■ **DO THIS**:
Can you copy out, word for word, the entries from the line with "y-tick-label: 60 xyxy=(127,542,155,570)" up to and including the line with "series-line xyxy=(239,342,1411,566)"?

■ **Layout coordinate data**:
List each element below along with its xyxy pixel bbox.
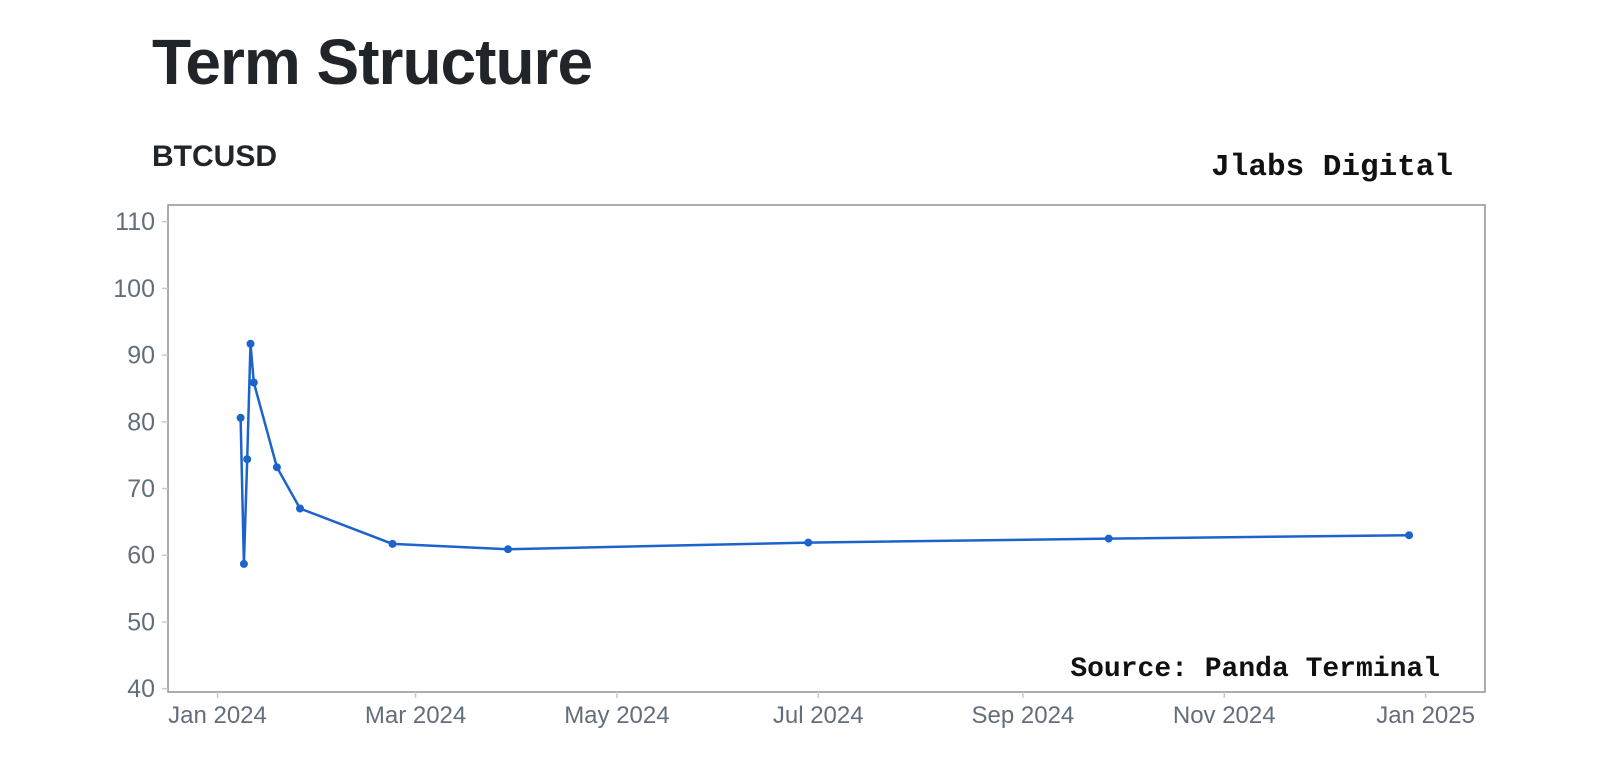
y-tick-label: 60 xyxy=(127,542,155,570)
data-point xyxy=(1104,534,1113,543)
x-tick-label: Jul 2024 xyxy=(773,702,864,729)
x-tick-label: Mar 2024 xyxy=(365,702,466,729)
data-point xyxy=(1405,531,1414,540)
data-point xyxy=(388,539,397,548)
y-tick-label: 40 xyxy=(127,675,155,703)
data-point xyxy=(243,455,252,464)
series-line xyxy=(239,342,1411,566)
source-note: Source: Panda Terminal xyxy=(1070,654,1440,685)
data-point xyxy=(236,413,245,422)
data-point xyxy=(296,504,304,513)
x-tick-label: Nov 2024 xyxy=(1173,702,1276,729)
data-point xyxy=(239,559,248,568)
data-point xyxy=(249,378,258,387)
y-tick-label: 50 xyxy=(127,608,155,636)
plot-border xyxy=(167,204,1486,693)
brand-watermark: Jlabs Digital xyxy=(1211,150,1453,185)
data-point xyxy=(504,545,512,554)
x-tick-label: Jan 2025 xyxy=(1376,702,1475,729)
y-tick-label: 80 xyxy=(127,408,155,436)
x-tick-label: May 2024 xyxy=(564,702,669,729)
symbol-label: BTCUSD xyxy=(152,140,277,173)
data-point xyxy=(272,463,281,472)
y-tick-label: 100 xyxy=(113,275,155,303)
x-tick-label: Jan 2024 xyxy=(168,702,267,729)
data-point xyxy=(804,538,813,547)
x-tick-label: Sep 2024 xyxy=(972,702,1075,729)
page-title: Term Structure xyxy=(152,26,593,98)
data-point xyxy=(246,339,255,348)
y-tick-label: 70 xyxy=(127,475,155,503)
y-tick-label: 110 xyxy=(115,208,155,236)
y-tick-label: 90 xyxy=(127,342,155,370)
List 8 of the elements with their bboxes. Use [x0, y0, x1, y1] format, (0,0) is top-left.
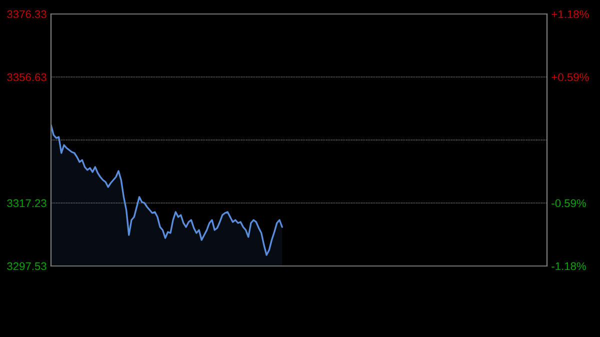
y-tick-label: 3317.23 [7, 199, 46, 208]
y2-tick-label: -0.59% [552, 199, 586, 208]
y2-tick-label: +0.59% [552, 73, 589, 82]
y2-tick-label: -1.18% [552, 262, 586, 270]
y2-tick-label: +1.18% [552, 10, 589, 18]
y-tick-label: 3356.63 [7, 73, 46, 82]
y-tick-label: 3297.53 [7, 262, 46, 270]
y-tick-label: 3376.33 [7, 10, 46, 18]
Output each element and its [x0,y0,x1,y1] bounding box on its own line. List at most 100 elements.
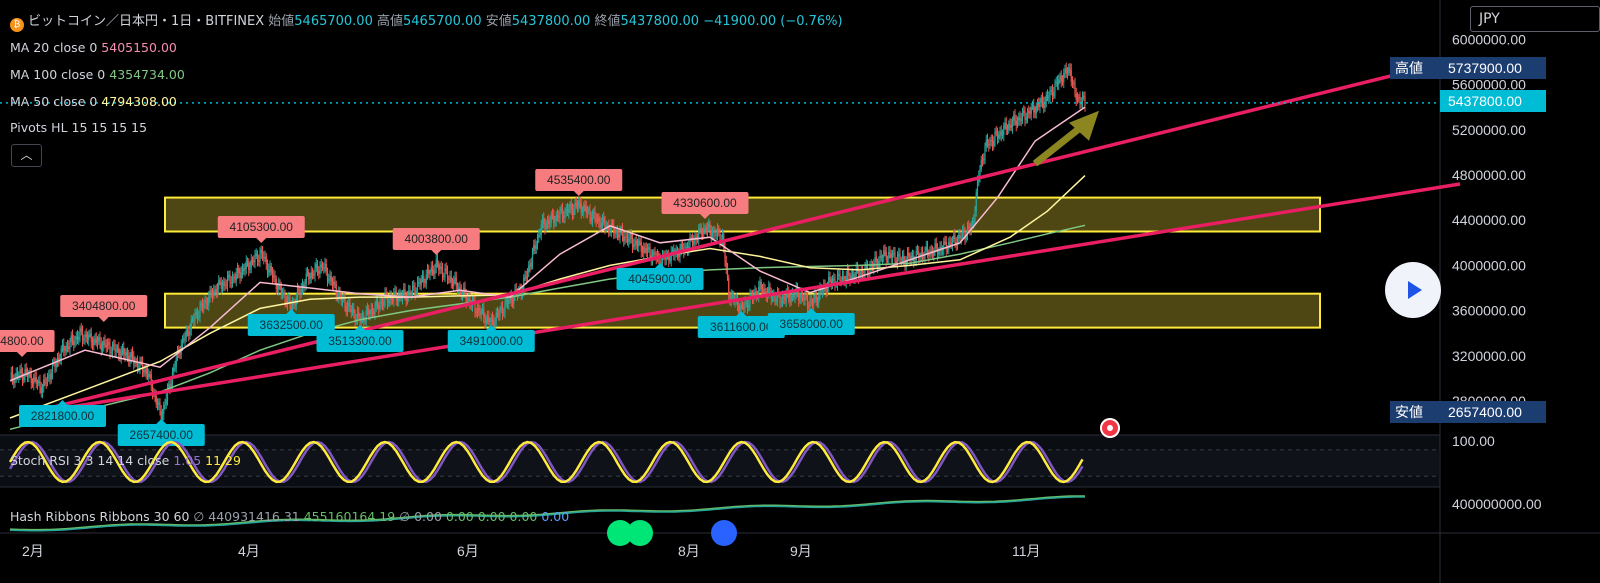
candle-body [830,279,832,284]
candle-body [748,304,750,308]
candle-body [968,226,970,229]
pivot-label-box [767,313,855,335]
candle-body [245,261,247,269]
candle-body [329,275,331,280]
candle-body [825,286,827,292]
price-tag-label-box [1390,401,1440,423]
candle-body [665,255,667,260]
candle-body [215,289,217,294]
candle-body [31,382,34,385]
candle-body [341,299,344,302]
candle-body [45,382,47,384]
candle-body [849,275,851,280]
candle-body [490,317,492,322]
candle-body [88,334,90,341]
candle-body [148,373,150,378]
candle-body [14,376,16,384]
candle-body [205,300,207,304]
y-tick-label: 4400000.00 [1452,212,1526,228]
pivots-legend[interactable]: Pivots HL 15 15 15 15 [10,120,147,135]
candle-body [448,278,450,280]
candle-body [716,229,719,235]
pivot-label-text: 4045900.00 [628,272,692,286]
candle-body [668,254,670,261]
candle-body [489,321,491,323]
candle-body [1025,117,1027,121]
candle-body [974,210,976,221]
candle-body [320,264,322,268]
candle-body [319,267,321,274]
candle-body [998,134,1000,139]
candle-body [309,278,311,280]
candle-body [473,299,475,302]
candle-body [1084,97,1086,106]
candle-body [479,310,481,315]
candle-body [883,250,885,258]
candle-body [838,274,840,276]
candle-body [349,302,351,310]
candle-body [289,297,291,306]
candle-body [568,209,570,213]
record-icon[interactable] [1100,418,1120,438]
candle-body [444,268,446,276]
candle-body [124,354,126,356]
candle-body [398,295,400,302]
play-replay-button[interactable] [1385,262,1441,318]
candle-body [960,236,962,239]
pivot-label: 4330600.00 [661,192,749,219]
candle-body [579,201,581,204]
candle-body [584,205,586,207]
ma100-legend[interactable]: MA 100 close 0 4354734.00 [10,67,185,82]
x-tick-label: 4月 [238,543,260,559]
candle-body [1031,104,1034,108]
candle-body [949,242,951,244]
currency-selector[interactable]: JPY [1470,6,1600,32]
candle-body [390,296,392,300]
candle-body [48,375,50,377]
candle-body [420,279,422,285]
candle-body [334,281,336,285]
ma50-legend[interactable]: MA 50 close 0 4794308.00 [10,94,177,109]
candle-body [98,337,100,342]
candle-body [175,357,177,367]
candle-body [344,297,346,306]
candle-body [230,282,232,284]
candle-body [410,293,412,295]
hash-legend[interactable]: Hash Ribbons Ribbons 30 60 ∅ 440931416.3… [10,509,569,524]
candle-body [125,352,127,356]
candle-body [429,272,431,274]
pivot-label-pointer [431,250,442,255]
candle-body [558,216,560,218]
candle-body [538,234,540,237]
candle-body [24,369,26,377]
collapse-legend-button[interactable]: ︿ [11,144,42,167]
candle-body [721,234,724,241]
candle-body [181,338,184,346]
candle-body [318,270,320,274]
candle-body [496,312,499,314]
pivot-label-box [697,316,785,338]
candle-body [86,337,89,341]
stoch-legend[interactable]: Stoch RSI 3 3 14 14 close 1.05 11.29 [10,453,241,468]
ma20-legend[interactable]: MA 20 close 0 5405150.00 [10,40,177,55]
candle-body [648,247,650,250]
pivot-label-box [60,295,148,317]
pivot-label-text: 4535400.00 [547,173,611,187]
candle-body [861,270,864,274]
candle-body [709,223,711,231]
candle-body [366,308,369,312]
candle-body [611,223,614,225]
candle-body [888,251,890,259]
candle-body [860,270,862,276]
candle-body [293,302,295,304]
candle-body [994,131,996,141]
candle-body [1051,90,1054,97]
candle-body [475,311,477,313]
candle-body [526,271,529,279]
candle-body [1023,110,1025,113]
candle-body [565,208,567,211]
candle-body [539,234,541,236]
candle-body [159,402,161,412]
symbol-title[interactable]: ビットコイン／日本円・1日・BITFINEX [28,14,265,29]
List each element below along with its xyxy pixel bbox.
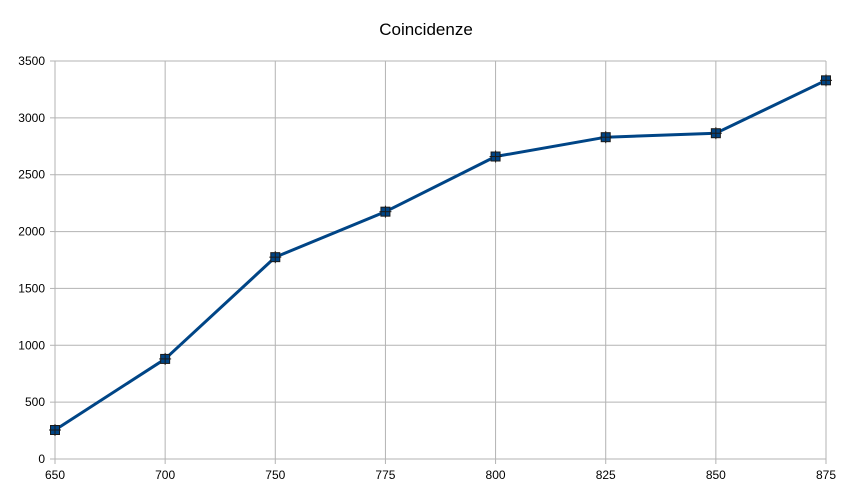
y-tick-label: 500 [25, 395, 45, 409]
x-tick-label: 700 [155, 468, 175, 482]
x-tick-label: 750 [265, 468, 285, 482]
x-tick-label: 775 [375, 468, 395, 482]
x-tick-label: 875 [816, 468, 836, 482]
y-tick-labels: 0 500 1000 1500 2000 2500 3000 3500 [18, 54, 45, 466]
y-tick-label: 1000 [18, 338, 45, 352]
y-tick-label: 2000 [18, 225, 45, 239]
y-tick-label: 1500 [18, 281, 45, 295]
series [49, 74, 832, 437]
x-tick-label: 850 [706, 468, 726, 482]
grid-lines [54, 60, 827, 460]
data-point-marker [599, 131, 612, 144]
x-tick-labels: 650 700 750 775 800 825 850 875 [45, 468, 836, 482]
x-tick-label: 825 [596, 468, 616, 482]
y-tick-label: 3500 [18, 54, 45, 68]
data-point-marker [159, 352, 172, 365]
data-point-marker [489, 150, 502, 163]
x-tick-label: 650 [45, 468, 65, 482]
data-point-marker [820, 74, 832, 87]
data-point-marker [379, 205, 392, 218]
data-point-marker [49, 424, 61, 437]
y-tick-label: 2500 [18, 168, 45, 182]
axes [50, 60, 827, 464]
series-line [53, 78, 828, 432]
y-tick-label: 3000 [18, 111, 45, 125]
chart-title: Coincidenze [379, 20, 473, 39]
y-tick-label: 0 [38, 452, 45, 466]
data-point-marker [269, 251, 282, 264]
data-point-marker [709, 127, 722, 140]
x-tick-label: 800 [486, 468, 506, 482]
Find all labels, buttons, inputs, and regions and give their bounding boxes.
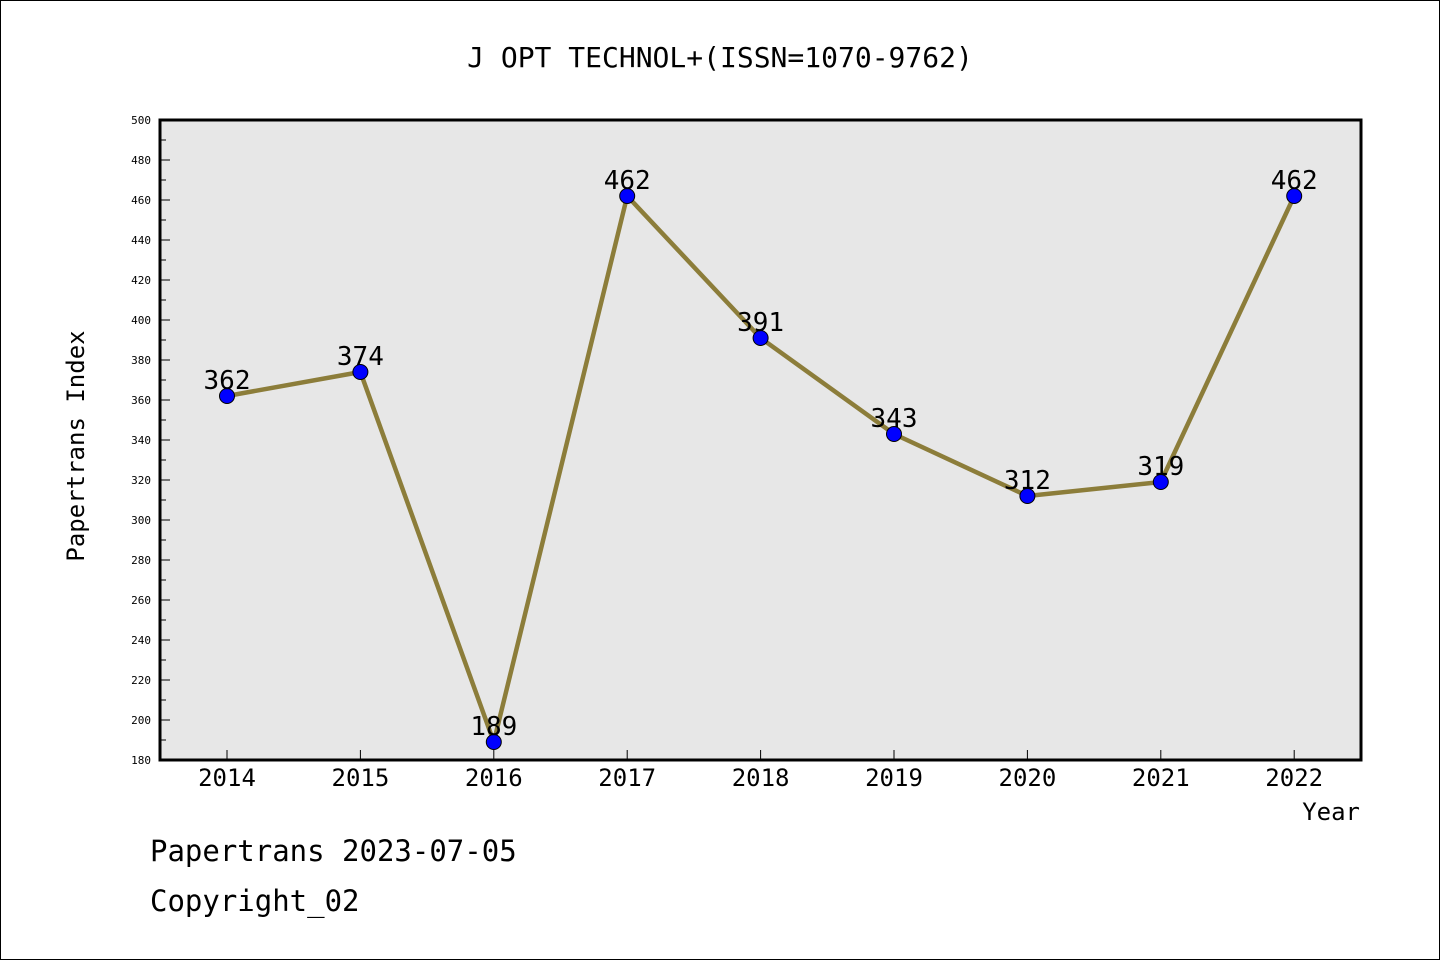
y-tick-label: 320 [131, 474, 151, 487]
footer-date: Papertrans 2023-07-05 [150, 834, 517, 868]
data-label: 462 [1271, 166, 1318, 196]
y-tick-label: 260 [131, 594, 151, 607]
x-tick-label: 2020 [999, 764, 1057, 792]
data-label: 362 [204, 366, 251, 396]
y-tick-label: 480 [131, 154, 151, 167]
x-axis: 2014 2015 2016 2017 2018 2019 2020 2021 2022 [198, 750, 1323, 792]
data-point-marker [1286, 188, 1303, 204]
y-tick-label: 460 [131, 194, 151, 207]
data-point-marker [219, 388, 235, 404]
data-point-marker [886, 426, 902, 442]
y-tick-label: 240 [131, 634, 151, 647]
y-tick-label: 300 [131, 514, 151, 527]
x-tick-label: 2014 [198, 764, 256, 792]
x-tick-label: 2019 [865, 764, 923, 792]
chart-title: J OPT TECHNOL+(ISSN=1070-9762) [467, 41, 973, 74]
plot-border [158, 118, 1363, 762]
data-point-marker [619, 188, 636, 204]
y-tick-label: 420 [131, 274, 151, 287]
data-point-marker [752, 330, 769, 346]
x-tick-label: 2021 [1132, 764, 1190, 792]
data-label: 462 [604, 166, 651, 196]
x-tick-label: 2018 [732, 764, 790, 792]
y-tick-label: 280 [131, 554, 151, 567]
data-point-marker [1152, 474, 1169, 490]
y-tick-label: 200 [131, 714, 151, 727]
data-label: 343 [871, 404, 918, 434]
y-tick-label: 340 [131, 434, 151, 447]
data-label: 312 [1004, 466, 1051, 496]
data-label: 374 [337, 342, 384, 372]
data-label: 319 [1137, 452, 1184, 482]
series-line-group: 362 374 189 462 391 343 312 319 462 [204, 166, 1318, 750]
x-axis-label: Year [1302, 798, 1360, 826]
y-tick-label: 440 [131, 234, 151, 247]
y-axis-label: Papertrans Index [62, 330, 90, 561]
y-tick-label: 380 [131, 354, 151, 367]
y-tick-label: 220 [131, 674, 151, 687]
data-label: 391 [737, 308, 784, 338]
y-tick-label: 360 [131, 394, 151, 407]
x-tick-label: 2016 [465, 764, 523, 792]
y-axis: 180 200 220 240 260 280 300 320 340 360 380 400 420 4… [131, 114, 170, 767]
y-tick-label: 400 [131, 314, 151, 327]
data-label: 189 [470, 712, 517, 742]
x-tick-label: 2015 [332, 764, 390, 792]
data-point-marker [485, 734, 502, 750]
plot-area [160, 120, 1361, 760]
y-tick-label: 500 [131, 114, 151, 127]
footer-copyright: Copyright_02 [150, 884, 360, 918]
data-point-marker [352, 364, 369, 380]
data-point-marker [1019, 488, 1036, 504]
y-tick-label: 180 [131, 754, 151, 767]
x-tick-label: 2017 [598, 764, 656, 792]
x-tick-label: 2022 [1265, 764, 1323, 792]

■ **EXPECTED ANSWER**:
y-tick-label: 60 xyxy=(127,542,155,570)
data-point xyxy=(1104,534,1113,543)
x-tick-label: Jul 2024 xyxy=(773,702,864,729)
x-tick-label: Mar 2024 xyxy=(365,702,466,729)
data-point xyxy=(1405,531,1414,540)
data-point xyxy=(388,539,397,548)
y-tick-label: 40 xyxy=(127,675,155,703)
data-point xyxy=(243,455,252,464)
series-line xyxy=(239,342,1411,566)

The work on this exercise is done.